--- SOURCE DATA ---
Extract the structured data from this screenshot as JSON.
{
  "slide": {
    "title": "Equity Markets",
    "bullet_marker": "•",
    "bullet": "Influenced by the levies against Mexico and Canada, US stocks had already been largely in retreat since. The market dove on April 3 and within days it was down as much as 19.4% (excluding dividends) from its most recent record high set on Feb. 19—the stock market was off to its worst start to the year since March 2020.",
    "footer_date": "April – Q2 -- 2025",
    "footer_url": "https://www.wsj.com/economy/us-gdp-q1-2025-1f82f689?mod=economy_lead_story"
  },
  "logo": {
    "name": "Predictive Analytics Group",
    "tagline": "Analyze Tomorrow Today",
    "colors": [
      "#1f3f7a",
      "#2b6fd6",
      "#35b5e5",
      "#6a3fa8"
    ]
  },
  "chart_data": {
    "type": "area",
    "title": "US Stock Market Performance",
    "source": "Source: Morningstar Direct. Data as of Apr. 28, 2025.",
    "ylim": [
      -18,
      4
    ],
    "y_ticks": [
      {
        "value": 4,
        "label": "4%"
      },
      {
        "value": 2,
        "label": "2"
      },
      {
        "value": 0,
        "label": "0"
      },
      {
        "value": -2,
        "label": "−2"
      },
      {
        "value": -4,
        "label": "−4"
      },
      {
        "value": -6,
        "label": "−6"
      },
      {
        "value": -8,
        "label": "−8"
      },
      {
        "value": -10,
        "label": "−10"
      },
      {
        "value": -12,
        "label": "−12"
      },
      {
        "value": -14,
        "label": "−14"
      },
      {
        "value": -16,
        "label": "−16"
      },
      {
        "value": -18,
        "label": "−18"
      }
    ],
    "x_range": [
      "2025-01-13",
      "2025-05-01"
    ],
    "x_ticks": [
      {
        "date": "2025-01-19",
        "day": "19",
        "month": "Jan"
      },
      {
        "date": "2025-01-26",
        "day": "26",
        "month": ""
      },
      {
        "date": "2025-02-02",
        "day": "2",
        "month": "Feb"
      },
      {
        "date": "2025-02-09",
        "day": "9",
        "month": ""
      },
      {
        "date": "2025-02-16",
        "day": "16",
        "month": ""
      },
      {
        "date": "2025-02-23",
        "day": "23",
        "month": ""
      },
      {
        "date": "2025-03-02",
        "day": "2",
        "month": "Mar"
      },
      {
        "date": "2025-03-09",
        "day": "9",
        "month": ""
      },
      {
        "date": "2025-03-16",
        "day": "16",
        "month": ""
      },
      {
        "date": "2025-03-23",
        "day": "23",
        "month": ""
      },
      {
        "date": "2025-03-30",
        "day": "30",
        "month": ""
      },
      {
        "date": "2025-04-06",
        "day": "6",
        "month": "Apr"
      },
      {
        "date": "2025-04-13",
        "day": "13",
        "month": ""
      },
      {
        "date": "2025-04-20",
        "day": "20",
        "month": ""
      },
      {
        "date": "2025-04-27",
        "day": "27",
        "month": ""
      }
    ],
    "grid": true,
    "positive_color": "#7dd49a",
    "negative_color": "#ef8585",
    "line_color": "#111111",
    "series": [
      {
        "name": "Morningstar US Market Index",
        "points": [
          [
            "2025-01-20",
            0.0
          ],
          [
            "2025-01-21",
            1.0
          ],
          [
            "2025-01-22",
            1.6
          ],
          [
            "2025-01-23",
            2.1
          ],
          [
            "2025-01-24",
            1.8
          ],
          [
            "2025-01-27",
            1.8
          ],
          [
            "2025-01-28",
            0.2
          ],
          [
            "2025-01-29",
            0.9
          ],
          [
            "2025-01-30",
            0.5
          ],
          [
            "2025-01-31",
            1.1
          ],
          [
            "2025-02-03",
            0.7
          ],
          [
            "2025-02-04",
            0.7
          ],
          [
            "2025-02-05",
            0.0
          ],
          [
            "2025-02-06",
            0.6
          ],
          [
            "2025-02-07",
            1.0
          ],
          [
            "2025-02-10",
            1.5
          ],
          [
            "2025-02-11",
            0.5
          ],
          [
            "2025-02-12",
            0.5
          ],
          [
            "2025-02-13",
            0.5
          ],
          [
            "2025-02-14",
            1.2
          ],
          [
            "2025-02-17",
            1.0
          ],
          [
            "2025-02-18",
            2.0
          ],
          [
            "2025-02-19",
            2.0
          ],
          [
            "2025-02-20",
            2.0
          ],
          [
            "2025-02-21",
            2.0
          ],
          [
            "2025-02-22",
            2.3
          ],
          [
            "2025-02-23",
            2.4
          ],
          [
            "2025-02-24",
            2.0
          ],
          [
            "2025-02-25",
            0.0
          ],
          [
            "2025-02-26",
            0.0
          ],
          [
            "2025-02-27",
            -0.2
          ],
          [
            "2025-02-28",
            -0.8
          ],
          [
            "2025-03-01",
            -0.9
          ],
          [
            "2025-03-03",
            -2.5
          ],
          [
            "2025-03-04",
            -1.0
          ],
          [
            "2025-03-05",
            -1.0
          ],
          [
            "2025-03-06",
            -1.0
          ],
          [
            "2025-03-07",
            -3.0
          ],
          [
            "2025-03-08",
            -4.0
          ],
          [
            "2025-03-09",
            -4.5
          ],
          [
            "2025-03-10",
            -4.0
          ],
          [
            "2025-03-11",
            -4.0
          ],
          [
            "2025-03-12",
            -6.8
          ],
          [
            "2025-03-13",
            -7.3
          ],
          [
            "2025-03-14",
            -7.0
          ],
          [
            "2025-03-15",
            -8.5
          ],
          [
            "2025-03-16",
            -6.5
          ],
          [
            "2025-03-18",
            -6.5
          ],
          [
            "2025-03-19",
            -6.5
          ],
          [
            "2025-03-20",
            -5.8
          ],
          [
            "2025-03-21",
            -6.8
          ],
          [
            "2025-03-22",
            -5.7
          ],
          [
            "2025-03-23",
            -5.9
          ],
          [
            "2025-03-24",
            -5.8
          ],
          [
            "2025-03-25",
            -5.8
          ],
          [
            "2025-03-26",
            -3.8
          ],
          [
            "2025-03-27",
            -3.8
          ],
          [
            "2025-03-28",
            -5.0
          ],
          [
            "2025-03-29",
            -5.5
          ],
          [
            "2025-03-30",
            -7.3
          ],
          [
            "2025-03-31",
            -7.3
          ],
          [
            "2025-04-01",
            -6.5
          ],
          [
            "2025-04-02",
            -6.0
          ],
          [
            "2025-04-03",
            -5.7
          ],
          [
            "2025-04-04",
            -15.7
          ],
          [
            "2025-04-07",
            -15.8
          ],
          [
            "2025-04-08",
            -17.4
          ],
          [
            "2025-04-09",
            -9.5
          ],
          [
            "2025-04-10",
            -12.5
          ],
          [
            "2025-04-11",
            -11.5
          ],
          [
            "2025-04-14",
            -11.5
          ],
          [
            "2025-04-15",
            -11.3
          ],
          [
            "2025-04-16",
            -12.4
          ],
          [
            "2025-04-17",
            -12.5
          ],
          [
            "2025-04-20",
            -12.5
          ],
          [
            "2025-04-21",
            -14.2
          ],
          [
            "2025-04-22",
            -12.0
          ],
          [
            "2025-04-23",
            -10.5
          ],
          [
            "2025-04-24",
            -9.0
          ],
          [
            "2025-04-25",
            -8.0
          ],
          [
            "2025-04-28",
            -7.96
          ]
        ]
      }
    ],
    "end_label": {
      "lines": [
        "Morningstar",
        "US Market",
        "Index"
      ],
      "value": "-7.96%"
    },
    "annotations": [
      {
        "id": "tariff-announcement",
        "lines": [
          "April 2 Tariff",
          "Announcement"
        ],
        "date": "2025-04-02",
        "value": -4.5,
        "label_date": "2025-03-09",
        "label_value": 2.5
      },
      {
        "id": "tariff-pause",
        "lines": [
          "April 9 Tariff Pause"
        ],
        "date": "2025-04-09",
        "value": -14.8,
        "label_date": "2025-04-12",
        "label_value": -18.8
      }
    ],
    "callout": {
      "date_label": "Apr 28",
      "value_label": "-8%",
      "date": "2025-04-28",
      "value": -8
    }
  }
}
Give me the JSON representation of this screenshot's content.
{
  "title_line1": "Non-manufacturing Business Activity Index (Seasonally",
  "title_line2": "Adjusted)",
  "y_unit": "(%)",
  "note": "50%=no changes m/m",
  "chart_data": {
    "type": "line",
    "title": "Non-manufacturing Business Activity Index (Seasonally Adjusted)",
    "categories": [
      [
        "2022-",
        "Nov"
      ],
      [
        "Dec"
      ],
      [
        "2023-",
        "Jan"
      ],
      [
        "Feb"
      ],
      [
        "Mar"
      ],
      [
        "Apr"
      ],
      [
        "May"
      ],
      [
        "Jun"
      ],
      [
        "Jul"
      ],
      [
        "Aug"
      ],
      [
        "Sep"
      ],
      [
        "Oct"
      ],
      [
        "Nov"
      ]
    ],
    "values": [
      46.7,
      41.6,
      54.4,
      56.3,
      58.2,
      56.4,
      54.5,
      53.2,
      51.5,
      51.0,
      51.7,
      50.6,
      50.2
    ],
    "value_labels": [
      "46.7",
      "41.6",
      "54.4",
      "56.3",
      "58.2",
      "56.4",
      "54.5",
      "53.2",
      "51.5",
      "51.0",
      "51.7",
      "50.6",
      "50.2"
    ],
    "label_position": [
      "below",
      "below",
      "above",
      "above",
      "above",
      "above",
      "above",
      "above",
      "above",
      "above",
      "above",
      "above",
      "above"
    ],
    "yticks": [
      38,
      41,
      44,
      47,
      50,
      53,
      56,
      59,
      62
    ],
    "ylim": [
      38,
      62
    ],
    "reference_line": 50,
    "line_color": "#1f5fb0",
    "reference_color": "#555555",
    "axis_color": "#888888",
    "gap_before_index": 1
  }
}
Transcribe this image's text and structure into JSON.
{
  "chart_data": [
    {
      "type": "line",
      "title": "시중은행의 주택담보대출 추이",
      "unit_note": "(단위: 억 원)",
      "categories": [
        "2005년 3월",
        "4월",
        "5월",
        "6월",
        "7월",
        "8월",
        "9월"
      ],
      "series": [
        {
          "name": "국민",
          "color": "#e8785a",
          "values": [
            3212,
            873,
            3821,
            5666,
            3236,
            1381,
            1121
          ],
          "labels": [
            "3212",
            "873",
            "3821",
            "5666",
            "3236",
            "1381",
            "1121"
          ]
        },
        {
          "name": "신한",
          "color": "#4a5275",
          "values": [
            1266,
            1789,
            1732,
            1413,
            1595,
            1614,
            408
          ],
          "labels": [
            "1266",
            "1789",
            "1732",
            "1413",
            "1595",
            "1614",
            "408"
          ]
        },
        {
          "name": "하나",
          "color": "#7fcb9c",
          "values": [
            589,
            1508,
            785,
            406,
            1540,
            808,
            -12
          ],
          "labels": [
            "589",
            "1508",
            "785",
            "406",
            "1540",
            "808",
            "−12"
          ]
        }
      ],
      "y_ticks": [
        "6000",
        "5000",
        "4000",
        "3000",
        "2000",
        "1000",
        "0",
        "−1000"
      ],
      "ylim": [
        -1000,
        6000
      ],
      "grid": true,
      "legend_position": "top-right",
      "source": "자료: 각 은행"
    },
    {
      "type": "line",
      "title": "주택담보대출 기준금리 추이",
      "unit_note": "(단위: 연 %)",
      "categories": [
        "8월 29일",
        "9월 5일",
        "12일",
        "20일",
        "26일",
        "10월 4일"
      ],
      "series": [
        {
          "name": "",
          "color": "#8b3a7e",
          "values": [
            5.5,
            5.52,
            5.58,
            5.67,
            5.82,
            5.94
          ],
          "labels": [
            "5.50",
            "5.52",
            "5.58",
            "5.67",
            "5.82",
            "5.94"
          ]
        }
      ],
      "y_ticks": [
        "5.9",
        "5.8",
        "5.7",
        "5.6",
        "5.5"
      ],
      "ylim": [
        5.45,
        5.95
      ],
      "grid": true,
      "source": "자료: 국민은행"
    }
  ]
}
---
List all lines from the entries that include the word "manufacturing".

  "title_line1": "Non-manufacturing Business Activity Index (Seasonally",
    "title": "Non-manufacturing Business Activity Index (Seasonally Adjusted)",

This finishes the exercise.